PROBLEM REQUIREMENTS: Repeat the entries below exactly as they appear, with no pictures.

━━━━━━━━━━━━━━━━━━━━

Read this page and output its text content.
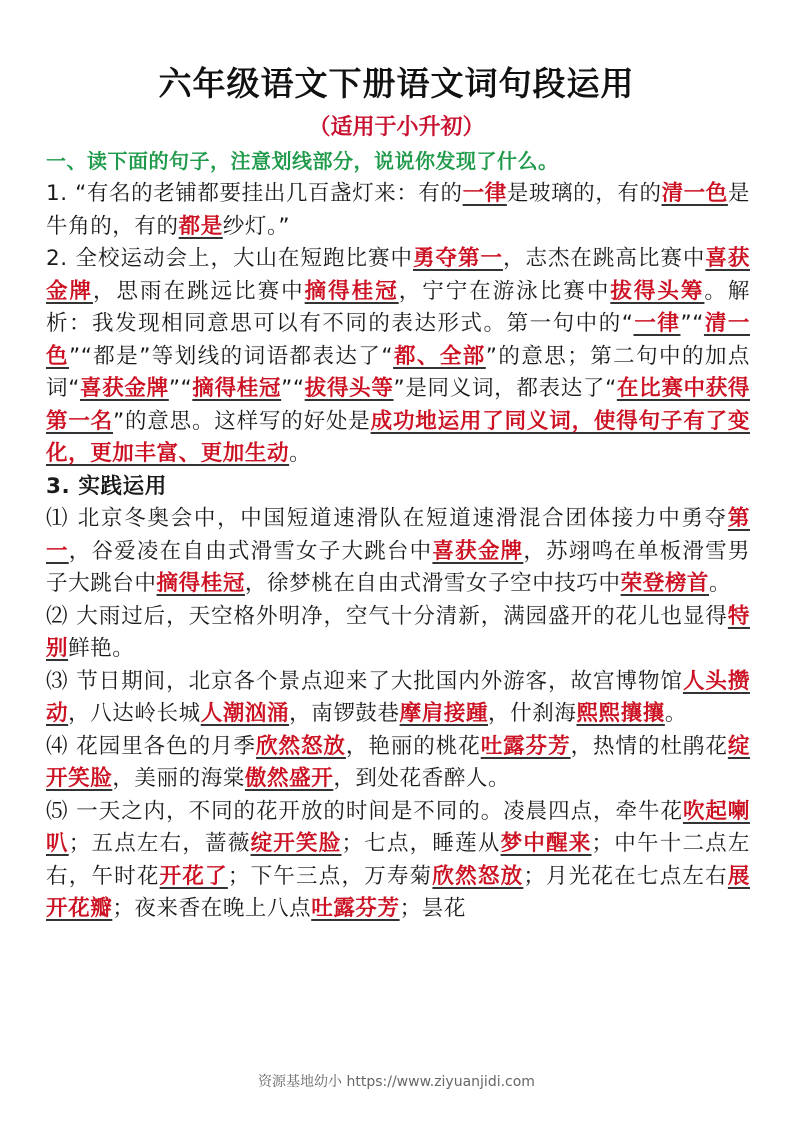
六年级语文下册语文词句段运用
（适用于小升初）
一、读下面的句子，注意划线部分，说说你发现了什么。

1. “有名的老铺都要挂出几百盏灯来：有的一律是玻璃的，有的清一色是牛角的，有的都是纱灯。”

2. 全校运动会上，大山在短跑比赛中勇夺第一，志杰在跳高比赛中喜获金牌，思雨在跳远比赛中摘得桂冠，宁宁在游泳比赛中拔得头筹。解析：我发现相同意思可以有不同的表达形式。第一句中的“一律”“清一色”“都是”等划线的词语都表达了“都、全部”的意思；第二句中的加点词“喜获金牌”“摘得桂冠”“拔得头等”是同义词，都表达了“在比赛中获得第一名”的意思。这样写的好处是成功地运用了同义词，使得句子有了变化，更加丰富、更加生动。

3. 实践运用

⑴ 北京冬奥会中，中国短道速滑队在短道速滑混合团体接力中勇夺第一，谷爱凌在自由式滑雪女子大跳台中喜获金牌，苏翊鸣在单板滑雪男子大跳台中摘得桂冠，徐梦桃在自由式滑雪女子空中技巧中荣登榜首。

⑵ 大雨过后，天空格外明净，空气十分清新，满园盛开的花儿也显得特别鲜艳。

⑶ 节日期间，北京各个景点迎来了大批国内外游客，故宫博物馆人头攒动，八达岭长城人潮汹涌，南锣鼓巷摩肩接踵，什刹海熙熙攘攘。

⑷ 花园里各色的月季欣然怒放，艳丽的桃花吐露芬芳，热情的杜鹃花绽开笑脸，美丽的海棠傲然盛开，到处花香醉人。

⑸ 一天之内，不同的花开放的时间是不同的。凌晨四点，牵牛花吹起喇叭；五点左右，蔷薇绽开笑脸；七点，睡莲从梦中醒来；中午十二点左右，午时花开花了；下午三点，万寿菊欣然怒放；月光花在七点左右展开花瓣；夜来香在晚上八点吐露芬芳；昙花

资源基地幼小 https://www.ziyuanjidi.com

━━━━━━━━━━━━━━━━━━━━

FULL SOLUTION:
Read this page and output its text content.
六年级语文下册语文词句段运用
（适用于小升初）
一、读下面的句子，注意划线部分，说说你发现了什么。

1. “有名的老铺都要挂出几百盏灯来：有的一律是玻璃的，有的清一色是牛角的，有的都是纱灯。”

2. 全校运动会上，大山在短跑比赛中勇夺第一，志杰在跳高比赛中喜获金牌，思雨在跳远比赛中摘得桂冠，宁宁在游泳比赛中拔得头筹。解析：我发现相同意思可以有不同的表达形式。第一句中的“一律”“清一色”“都是”等划线的词语都表达了“都、全部”的意思；第二句中的加点词“喜获金牌”“摘得桂冠”“拔得头等”是同义词，都表达了“在比赛中获得第一名”的意思。这样写的好处是成功地运用了同义词，使得句子有了变化，更加丰富、更加生动。

3. 实践运用

⑴ 北京冬奥会中，中国短道速滑队在短道速滑混合团体接力中勇夺第一，谷爱凌在自由式滑雪女子大跳台中喜获金牌，苏翊鸣在单板滑雪男子大跳台中摘得桂冠，徐梦桃在自由式滑雪女子空中技巧中荣登榜首。

⑵ 大雨过后，天空格外明净，空气十分清新，满园盛开的花儿也显得特别鲜艳。

⑶ 节日期间，北京各个景点迎来了大批国内外游客，故宫博物馆人头攒动，八达岭长城人潮汹涌，南锣鼓巷摩肩接踵，什刹海熙熙攘攘。

⑷ 花园里各色的月季欣然怒放，艳丽的桃花吐露芬芳，热情的杜鹃花绽开笑脸，美丽的海棠傲然盛开，到处花香醉人。

⑸ 一天之内，不同的花开放的时间是不同的。凌晨四点，牵牛花吹起喇叭；五点左右，蔷薇绽开笑脸；七点，睡莲从梦中醒来；中午十二点左右，午时花开花了；下午三点，万寿菊欣然怒放；月光花在七点左右展开花瓣；夜来香在晚上八点吐露芬芳；昙花

资源基地幼小 https://www.ziyuanjidi.com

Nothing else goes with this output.